BEGIN

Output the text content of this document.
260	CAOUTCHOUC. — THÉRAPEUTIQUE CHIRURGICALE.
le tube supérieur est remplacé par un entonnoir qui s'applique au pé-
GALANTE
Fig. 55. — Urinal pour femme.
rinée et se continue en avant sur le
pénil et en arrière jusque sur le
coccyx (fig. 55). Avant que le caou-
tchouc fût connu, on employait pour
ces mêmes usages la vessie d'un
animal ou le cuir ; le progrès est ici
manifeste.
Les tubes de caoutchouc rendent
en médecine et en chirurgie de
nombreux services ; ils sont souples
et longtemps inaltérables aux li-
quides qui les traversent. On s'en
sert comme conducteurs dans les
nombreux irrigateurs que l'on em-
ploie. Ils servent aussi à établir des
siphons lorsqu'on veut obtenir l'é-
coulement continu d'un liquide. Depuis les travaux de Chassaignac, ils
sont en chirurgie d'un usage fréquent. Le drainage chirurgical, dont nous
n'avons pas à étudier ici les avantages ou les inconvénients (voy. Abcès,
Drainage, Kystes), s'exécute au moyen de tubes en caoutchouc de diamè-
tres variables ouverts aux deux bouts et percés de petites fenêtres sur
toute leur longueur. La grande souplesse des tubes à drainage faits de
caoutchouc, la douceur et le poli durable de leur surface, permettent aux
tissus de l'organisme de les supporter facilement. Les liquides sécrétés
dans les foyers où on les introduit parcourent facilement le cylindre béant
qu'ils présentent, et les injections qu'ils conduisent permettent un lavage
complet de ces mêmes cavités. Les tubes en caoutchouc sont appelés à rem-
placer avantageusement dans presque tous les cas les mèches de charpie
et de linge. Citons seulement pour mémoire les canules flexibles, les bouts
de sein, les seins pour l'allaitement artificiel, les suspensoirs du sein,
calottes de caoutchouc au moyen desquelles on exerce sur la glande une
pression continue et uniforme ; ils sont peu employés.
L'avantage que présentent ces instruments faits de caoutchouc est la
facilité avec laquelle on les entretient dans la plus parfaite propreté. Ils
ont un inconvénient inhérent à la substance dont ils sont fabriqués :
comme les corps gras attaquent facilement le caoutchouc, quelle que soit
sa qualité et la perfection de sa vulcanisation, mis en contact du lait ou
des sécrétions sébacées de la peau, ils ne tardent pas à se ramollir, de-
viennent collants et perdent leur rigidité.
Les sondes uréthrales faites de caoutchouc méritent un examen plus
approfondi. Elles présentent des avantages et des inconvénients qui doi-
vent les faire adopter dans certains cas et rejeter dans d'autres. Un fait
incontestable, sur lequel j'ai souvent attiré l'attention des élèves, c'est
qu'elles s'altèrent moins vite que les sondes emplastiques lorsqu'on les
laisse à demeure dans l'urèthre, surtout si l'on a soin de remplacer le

END

GIVEN INSTRUCTION — Filter out every line that lacks the word "mêmes", and copy the rest.

TASK SOLUTION —
ces mêmes usages la vessie d'un
complet de ces mêmes cavités. Les tubes en caoutchouc sont appelés à rem-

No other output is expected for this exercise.